Given two 1-forms $\phi, \psi \in \bigwedge^1 \mathbb{R}^4$ and the 2-form defined by $\phi \wedge \psi \in \bigwedge^2 \mathbb{R}^4$, then why $(\phi \wedge \psi) \wedge (\phi \wedge \psi) = 0$?
What I've tried is to find for each summand a summand which eliminates with the first one, but it doesn't really work. If I have some vectors $v_1, v_2, v_3, v_4 \in \mathbb{R}^4$ and a permutation $\sigma$ and look at the summand $sgn(\sigma)(\phi \wedge \psi)(v_{\sigma(1)},v_{\sigma(2)})(\phi \wedge \psi)(v_{\sigma(3)},v_{\sigma(4)})$, then if I exchange 1 and 2 (which is a permutation with sign -1), due to the 2-form being alternating I get the same summand (with the same sign so they don't eliminate each other). Also the fact that $\omega \wedge \omega = 0$ for any k-Form $\omega$ with k odd doesn't help here since we're considering a 2-form. I also know that $\omega \wedge \omega = 0$ doesn't hold for every 2-form $\omega$, so the reason should be the basic form of $\phi \wedge \psi$ but that's about it.
Best Answer
The wedge product is antisymmetric (and thus alternating) on one-forms and associative. Hence
$$(\phi \wedge \psi) \wedge (\phi \wedge \psi) = -(\phi \wedge \psi) \wedge (\psi \wedge \phi) = -\phi \wedge (\psi \wedge \psi) \wedge \phi = -\phi \wedge 0 \wedge \phi = 0$$

• **CHALLENGE**
Reproduce verbatim the stretch of the wedge-product thread above from "Given two 1-forms" through "(\phi \wedge \psi) = 0$?".

• **RAW DATA**

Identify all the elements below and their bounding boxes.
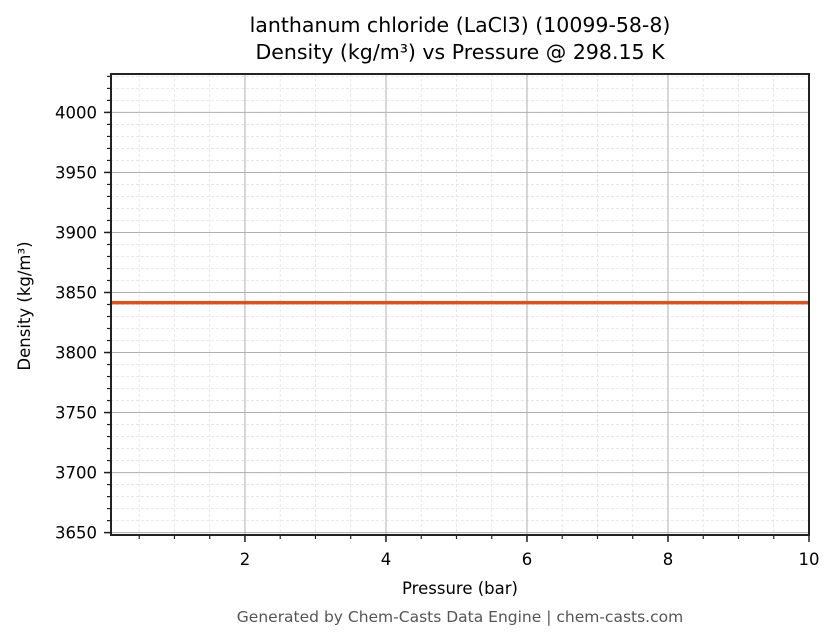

• **SOLUTION TO THE EXERCISE**
Given two 1-forms $\phi, \psi \in \bigwedge^1 \mathbb{R}^4$ and the 2-form defined by $\phi \wedge \psi \in \bigwedge^2 \mathbb{R}^4$, then why $(\phi \wedge \psi) \wedge (\phi \wedge \psi) = 0$?